THE TASK | Write out every entry, unchanged. Skip any picture.

— start —

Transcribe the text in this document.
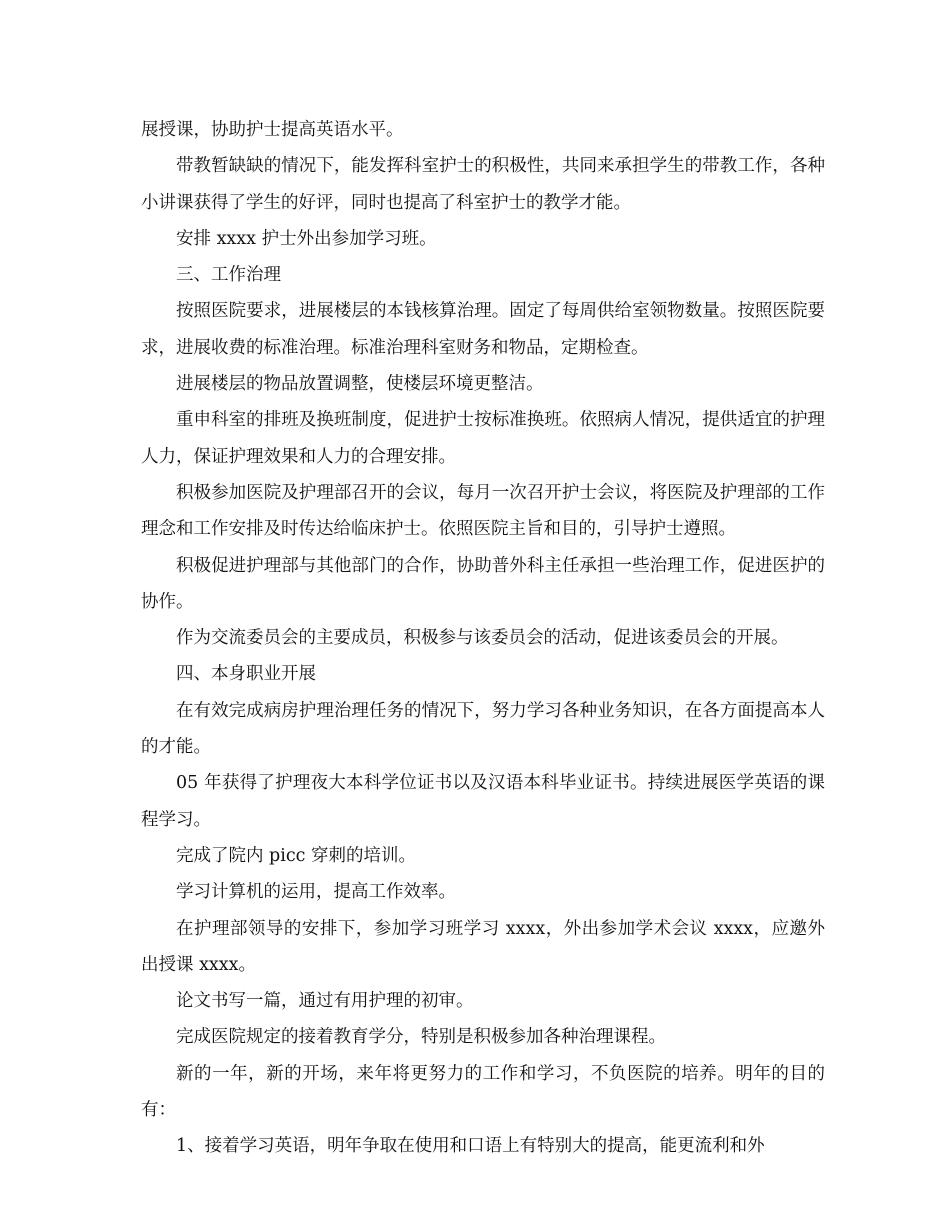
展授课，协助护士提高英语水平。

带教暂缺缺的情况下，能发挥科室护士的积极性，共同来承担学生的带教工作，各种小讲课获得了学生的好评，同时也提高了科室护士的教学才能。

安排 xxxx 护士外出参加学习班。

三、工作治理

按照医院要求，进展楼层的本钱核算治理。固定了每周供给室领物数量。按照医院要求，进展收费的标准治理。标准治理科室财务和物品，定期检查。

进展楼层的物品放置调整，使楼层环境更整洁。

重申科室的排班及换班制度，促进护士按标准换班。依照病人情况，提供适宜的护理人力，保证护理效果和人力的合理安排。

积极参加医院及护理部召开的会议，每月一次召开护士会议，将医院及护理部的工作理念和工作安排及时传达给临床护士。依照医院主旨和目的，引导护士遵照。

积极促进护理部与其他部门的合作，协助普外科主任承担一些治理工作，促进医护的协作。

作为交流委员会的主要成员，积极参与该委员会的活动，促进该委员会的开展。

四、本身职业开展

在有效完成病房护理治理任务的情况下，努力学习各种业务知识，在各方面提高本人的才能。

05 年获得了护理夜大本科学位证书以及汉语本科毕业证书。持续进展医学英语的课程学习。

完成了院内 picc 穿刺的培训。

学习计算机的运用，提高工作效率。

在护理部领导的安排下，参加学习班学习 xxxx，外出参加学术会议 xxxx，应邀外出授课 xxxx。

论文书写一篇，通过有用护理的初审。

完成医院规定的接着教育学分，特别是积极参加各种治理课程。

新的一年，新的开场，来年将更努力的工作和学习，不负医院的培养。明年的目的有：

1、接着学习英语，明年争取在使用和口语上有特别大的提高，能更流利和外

— end —

ANSWER TO THE PROBLEM |
Transcribe the text in this document.
展授课，协助护士提高英语水平。

带教暂缺缺的情况下，能发挥科室护士的积极性，共同来承担学生的带教工作，各种小讲课获得了学生的好评，同时也提高了科室护士的教学才能。

安排 xxxx 护士外出参加学习班。

三、工作治理

按照医院要求，进展楼层的本钱核算治理。固定了每周供给室领物数量。按照医院要求，进展收费的标准治理。标准治理科室财务和物品，定期检查。

进展楼层的物品放置调整，使楼层环境更整洁。

重申科室的排班及换班制度，促进护士按标准换班。依照病人情况，提供适宜的护理人力，保证护理效果和人力的合理安排。

积极参加医院及护理部召开的会议，每月一次召开护士会议，将医院及护理部的工作理念和工作安排及时传达给临床护士。依照医院主旨和目的，引导护士遵照。

积极促进护理部与其他部门的合作，协助普外科主任承担一些治理工作，促进医护的协作。

作为交流委员会的主要成员，积极参与该委员会的活动，促进该委员会的开展。

四、本身职业开展

在有效完成病房护理治理任务的情况下，努力学习各种业务知识，在各方面提高本人的才能。

05 年获得了护理夜大本科学位证书以及汉语本科毕业证书。持续进展医学英语的课程学习。

完成了院内 picc 穿刺的培训。

学习计算机的运用，提高工作效率。

在护理部领导的安排下，参加学习班学习 xxxx，外出参加学术会议 xxxx，应邀外出授课 xxxx。

论文书写一篇，通过有用护理的初审。

完成医院规定的接着教育学分，特别是积极参加各种治理课程。

新的一年，新的开场，来年将更努力的工作和学习，不负医院的培养。明年的目的有：

1、接着学习英语，明年争取在使用和口语上有特别大的提高，能更流利和外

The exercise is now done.